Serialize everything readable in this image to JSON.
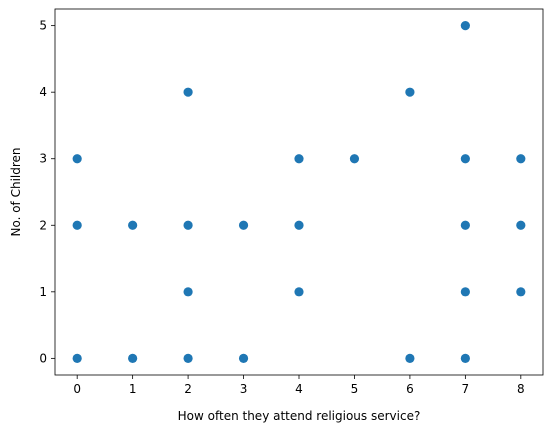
{
  "chart_data": {
    "type": "scatter",
    "xlabel": "How often they attend religious service?",
    "ylabel": "No. of Children",
    "xlim": [
      -0.4,
      8.4
    ],
    "ylim": [
      -0.25,
      5.25
    ],
    "xticks": [
      0,
      1,
      2,
      3,
      4,
      5,
      6,
      7,
      8
    ],
    "yticks": [
      0,
      1,
      2,
      3,
      4,
      5
    ],
    "grid": false,
    "marker_color": "#1f77b4",
    "points": [
      {
        "x": 0,
        "y": 0
      },
      {
        "x": 0,
        "y": 2
      },
      {
        "x": 0,
        "y": 3
      },
      {
        "x": 1,
        "y": 0
      },
      {
        "x": 1,
        "y": 2
      },
      {
        "x": 2,
        "y": 0
      },
      {
        "x": 2,
        "y": 1
      },
      {
        "x": 2,
        "y": 2
      },
      {
        "x": 2,
        "y": 4
      },
      {
        "x": 3,
        "y": 0
      },
      {
        "x": 3,
        "y": 2
      },
      {
        "x": 4,
        "y": 1
      },
      {
        "x": 4,
        "y": 2
      },
      {
        "x": 4,
        "y": 3
      },
      {
        "x": 5,
        "y": 3
      },
      {
        "x": 6,
        "y": 0
      },
      {
        "x": 6,
        "y": 4
      },
      {
        "x": 7,
        "y": 0
      },
      {
        "x": 7,
        "y": 1
      },
      {
        "x": 7,
        "y": 2
      },
      {
        "x": 7,
        "y": 3
      },
      {
        "x": 7,
        "y": 5
      },
      {
        "x": 8,
        "y": 1
      },
      {
        "x": 8,
        "y": 2
      },
      {
        "x": 8,
        "y": 3
      }
    ]
  }
}
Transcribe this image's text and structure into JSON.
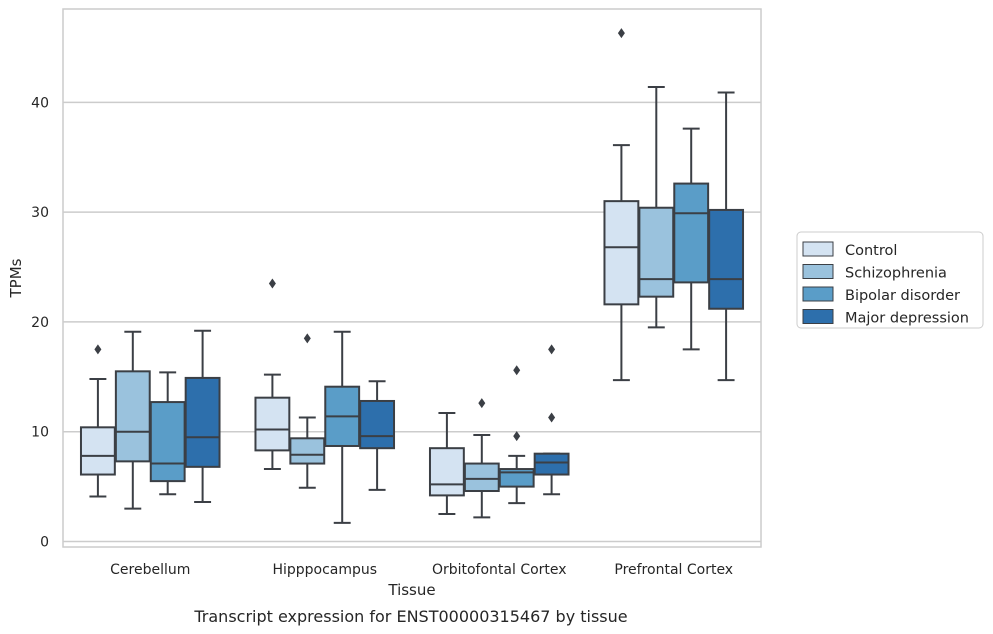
{
  "chart_data": {
    "type": "box",
    "caption": "Transcript expression for ENST00000315467 by tissue",
    "xlabel": "Tissue",
    "ylabel": "TPMs",
    "ylim": [
      -0.5,
      48.5
    ],
    "yticks": [
      0,
      10,
      20,
      30,
      40
    ],
    "grid": "horizontal",
    "legend_position": "right",
    "categories": [
      "Cerebellum",
      "Hipppocampus",
      "Orbitofontal Cortex",
      "Prefrontal Cortex"
    ],
    "series": [
      {
        "name": "Control",
        "color": "#d4e3f2",
        "boxes": [
          {
            "whislo": 4.1,
            "q1": 6.1,
            "med": 7.8,
            "q3": 10.4,
            "whishi": 14.8,
            "fliers": [
              17.5
            ]
          },
          {
            "whislo": 6.6,
            "q1": 8.3,
            "med": 10.2,
            "q3": 13.1,
            "whishi": 15.2,
            "fliers": [
              23.5
            ]
          },
          {
            "whislo": 2.5,
            "q1": 4.2,
            "med": 5.2,
            "q3": 8.5,
            "whishi": 11.7,
            "fliers": []
          },
          {
            "whislo": 14.7,
            "q1": 21.6,
            "med": 26.8,
            "q3": 31.0,
            "whishi": 36.1,
            "fliers": [
              46.3
            ]
          }
        ]
      },
      {
        "name": "Schizophrenia",
        "color": "#9ac2dd",
        "boxes": [
          {
            "whislo": 3.0,
            "q1": 7.3,
            "med": 10.0,
            "q3": 15.5,
            "whishi": 19.1,
            "fliers": []
          },
          {
            "whislo": 4.9,
            "q1": 7.1,
            "med": 7.9,
            "q3": 9.4,
            "whishi": 11.3,
            "fliers": [
              18.5
            ]
          },
          {
            "whislo": 2.2,
            "q1": 4.6,
            "med": 5.7,
            "q3": 7.1,
            "whishi": 9.7,
            "fliers": [
              12.6
            ]
          },
          {
            "whislo": 19.5,
            "q1": 22.3,
            "med": 23.9,
            "q3": 30.4,
            "whishi": 41.4,
            "fliers": []
          }
        ]
      },
      {
        "name": "Bipolar disorder",
        "color": "#5a9dc8",
        "boxes": [
          {
            "whislo": 4.3,
            "q1": 5.5,
            "med": 7.1,
            "q3": 12.7,
            "whishi": 15.4,
            "fliers": []
          },
          {
            "whislo": 1.7,
            "q1": 8.7,
            "med": 11.4,
            "q3": 14.1,
            "whishi": 19.1,
            "fliers": []
          },
          {
            "whislo": 3.5,
            "q1": 5.0,
            "med": 6.3,
            "q3": 6.6,
            "whishi": 7.8,
            "fliers": [
              9.6,
              15.6
            ]
          },
          {
            "whislo": 17.5,
            "q1": 23.6,
            "med": 29.9,
            "q3": 32.6,
            "whishi": 37.6,
            "fliers": []
          }
        ]
      },
      {
        "name": "Major depression",
        "color": "#2d6fac",
        "boxes": [
          {
            "whislo": 3.6,
            "q1": 6.8,
            "med": 9.5,
            "q3": 14.9,
            "whishi": 19.2,
            "fliers": []
          },
          {
            "whislo": 4.7,
            "q1": 8.5,
            "med": 9.6,
            "q3": 12.8,
            "whishi": 14.6,
            "fliers": []
          },
          {
            "whislo": 4.3,
            "q1": 6.1,
            "med": 7.2,
            "q3": 8.0,
            "whishi": 8.0,
            "fliers": [
              11.3,
              17.5
            ]
          },
          {
            "whislo": 14.7,
            "q1": 21.2,
            "med": 23.9,
            "q3": 30.2,
            "whishi": 40.9,
            "fliers": []
          }
        ]
      }
    ]
  }
}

* THE TASK *
Report each line in the data that holds the word "this".

* RIGHT ANSWER *
Serialize everything readable in this image to JSON.
Transcribe this image's text and structure into JSON.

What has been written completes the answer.